GIVEN EXERCISE: Collect all the lines that mention the word "triangle".

[Saved entries]
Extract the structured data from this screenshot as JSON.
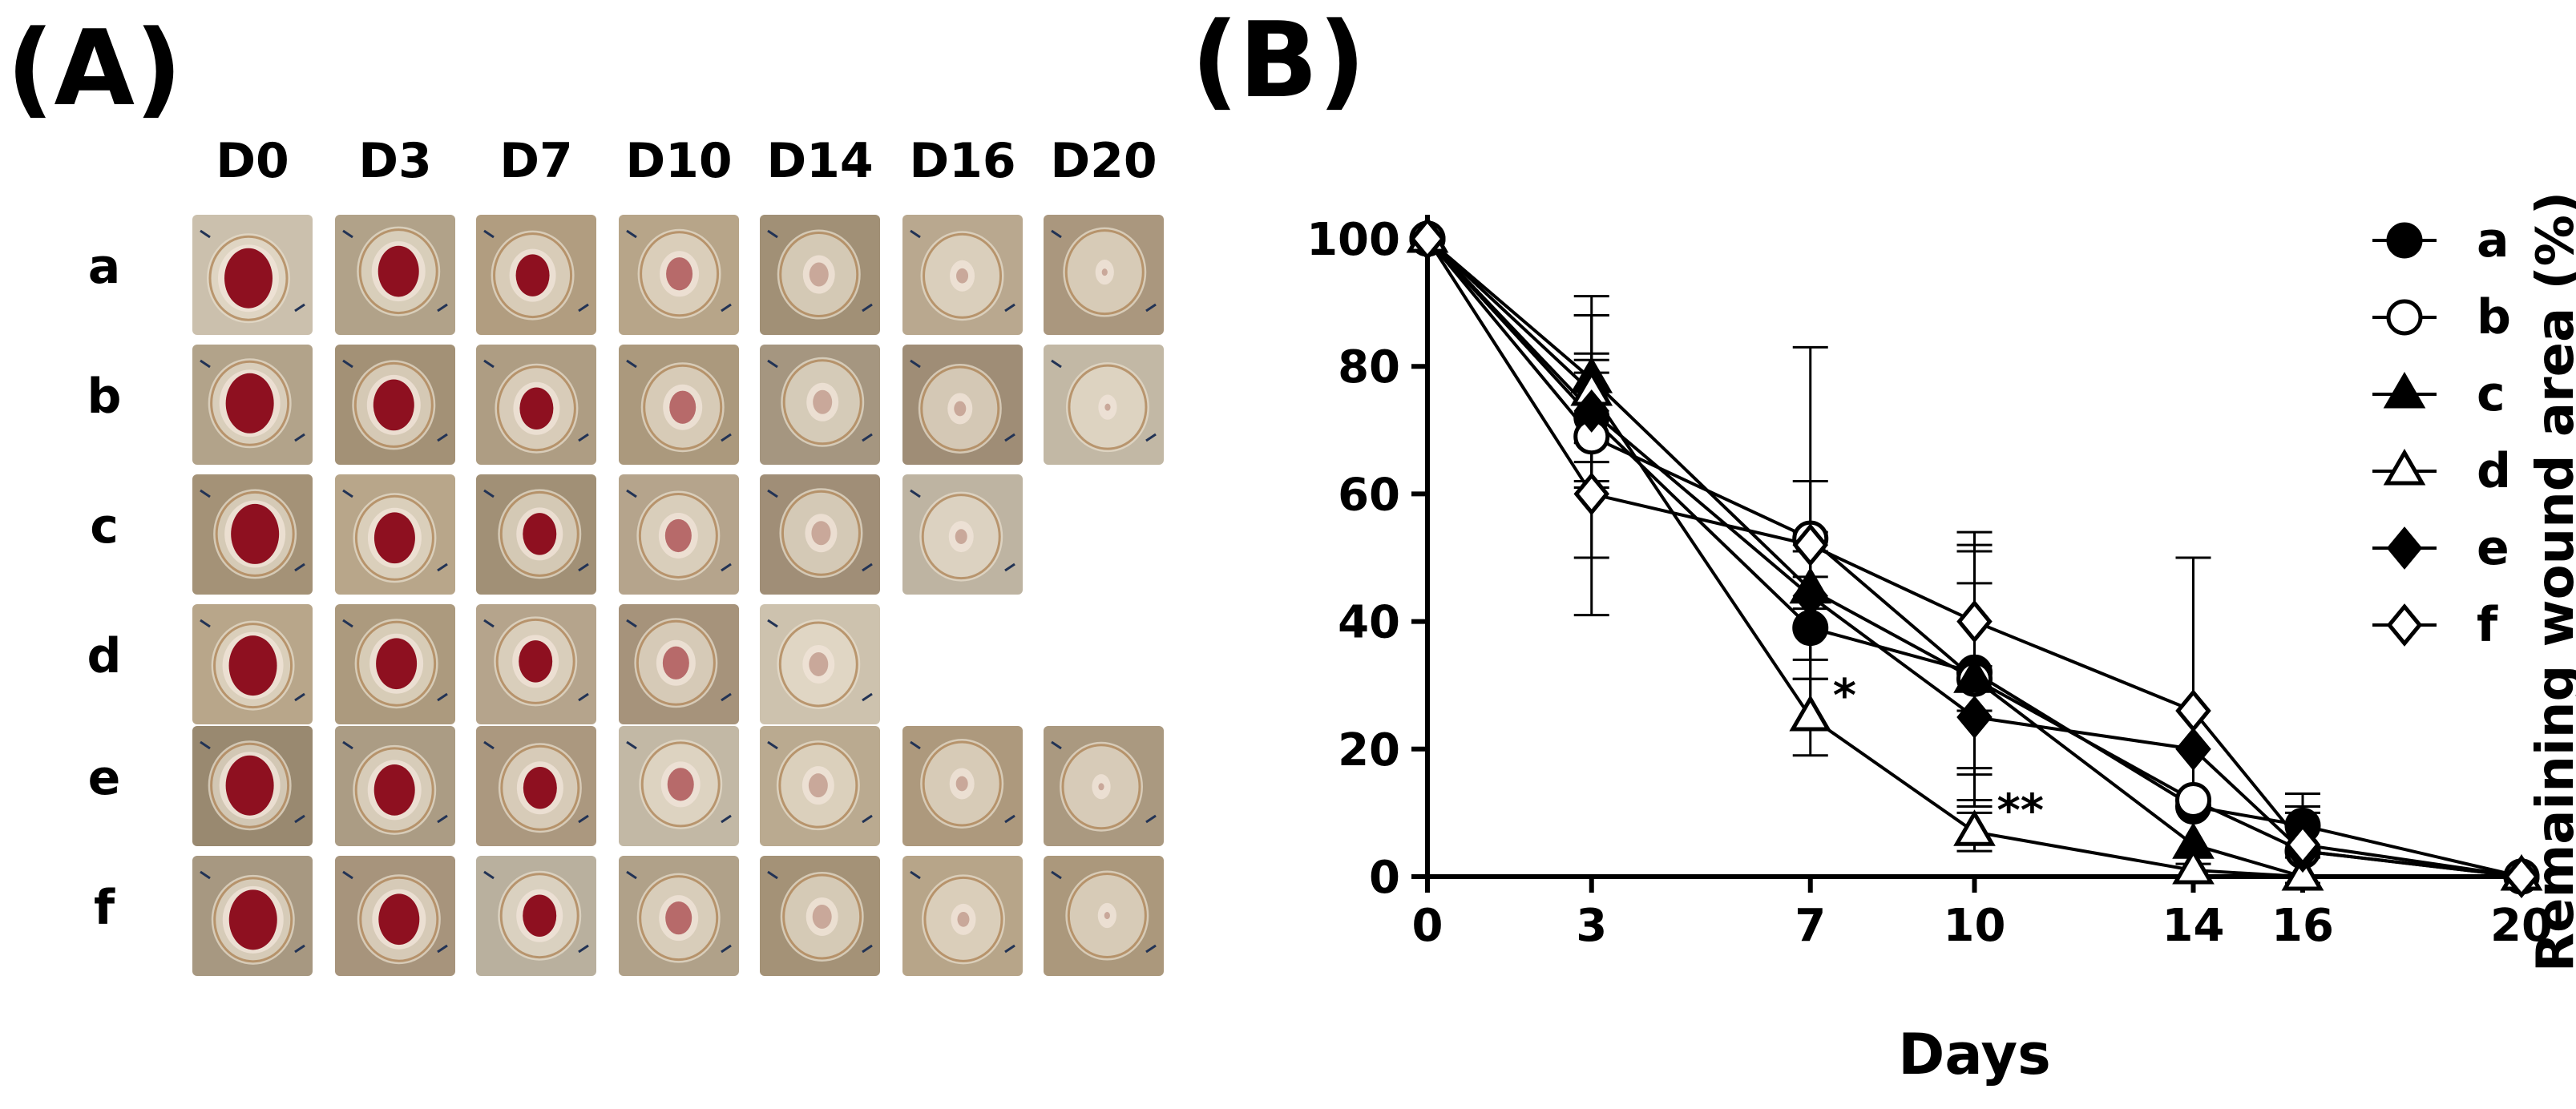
{
  "panel_a": {
    "label": "(A)",
    "columns": [
      "D0",
      "D3",
      "D7",
      "D10",
      "D14",
      "D16",
      "D20"
    ],
    "rows": [
      "a",
      "b",
      "c",
      "d",
      "e",
      "f"
    ],
    "available_images_per_row": [
      7,
      7,
      6,
      5,
      7,
      7
    ]
  },
  "panel_b": {
    "label": "(B)"
  },
  "colors": {
    "ink": "#000000",
    "wound_red": "#8e1020",
    "skin": "#c9b89c"
  },
  "chart_data": {
    "type": "line",
    "title": "",
    "xlabel": "Days",
    "ylabel": "Remaining wound area (%)",
    "x": [
      0,
      3,
      7,
      10,
      14,
      16,
      20
    ],
    "x_tick_labels": [
      "0",
      "3",
      "7",
      "10",
      "14",
      "16",
      "20"
    ],
    "ylim": [
      0,
      100
    ],
    "y_ticks": [
      0,
      20,
      40,
      60,
      80,
      100
    ],
    "y_tick_labels": [
      "0",
      "20",
      "40",
      "60",
      "80",
      "100"
    ],
    "grid": false,
    "legend_position": "top-right",
    "series": [
      {
        "name": "a",
        "marker": "circle-filled",
        "values": [
          100,
          72,
          39,
          32,
          11,
          8,
          0
        ],
        "errors": [
          0,
          10,
          8,
          20,
          0,
          5,
          0
        ]
      },
      {
        "name": "b",
        "marker": "circle-open",
        "values": [
          100,
          69,
          53,
          31,
          12,
          4,
          0
        ],
        "errors": [
          0,
          19,
          30,
          20,
          0,
          6,
          0
        ]
      },
      {
        "name": "c",
        "marker": "triangle-filled",
        "values": [
          100,
          78,
          45,
          31,
          5,
          0,
          0
        ],
        "errors": [
          0,
          10,
          6,
          15,
          0,
          0,
          0
        ]
      },
      {
        "name": "d",
        "marker": "triangle-open",
        "values": [
          100,
          76,
          25,
          7,
          1,
          0,
          0
        ],
        "errors": [
          0,
          15,
          6,
          3,
          0,
          0,
          0
        ]
      },
      {
        "name": "e",
        "marker": "diamond-filled",
        "values": [
          100,
          73,
          44,
          25,
          20,
          4,
          0
        ],
        "errors": [
          0,
          8,
          10,
          8,
          0,
          4,
          0
        ]
      },
      {
        "name": "f",
        "marker": "diamond-open",
        "values": [
          100,
          60,
          52,
          40,
          26,
          5,
          0
        ],
        "errors": [
          0,
          19,
          10,
          14,
          24,
          6,
          0
        ]
      }
    ],
    "annotations": [
      {
        "text": "*",
        "x": 7,
        "y": 25
      },
      {
        "text": "**",
        "x": 10,
        "y": 7
      }
    ]
  }
}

THE SOLUTION:
        "marker": "triangle-filled",
        "marker": "triangle-open",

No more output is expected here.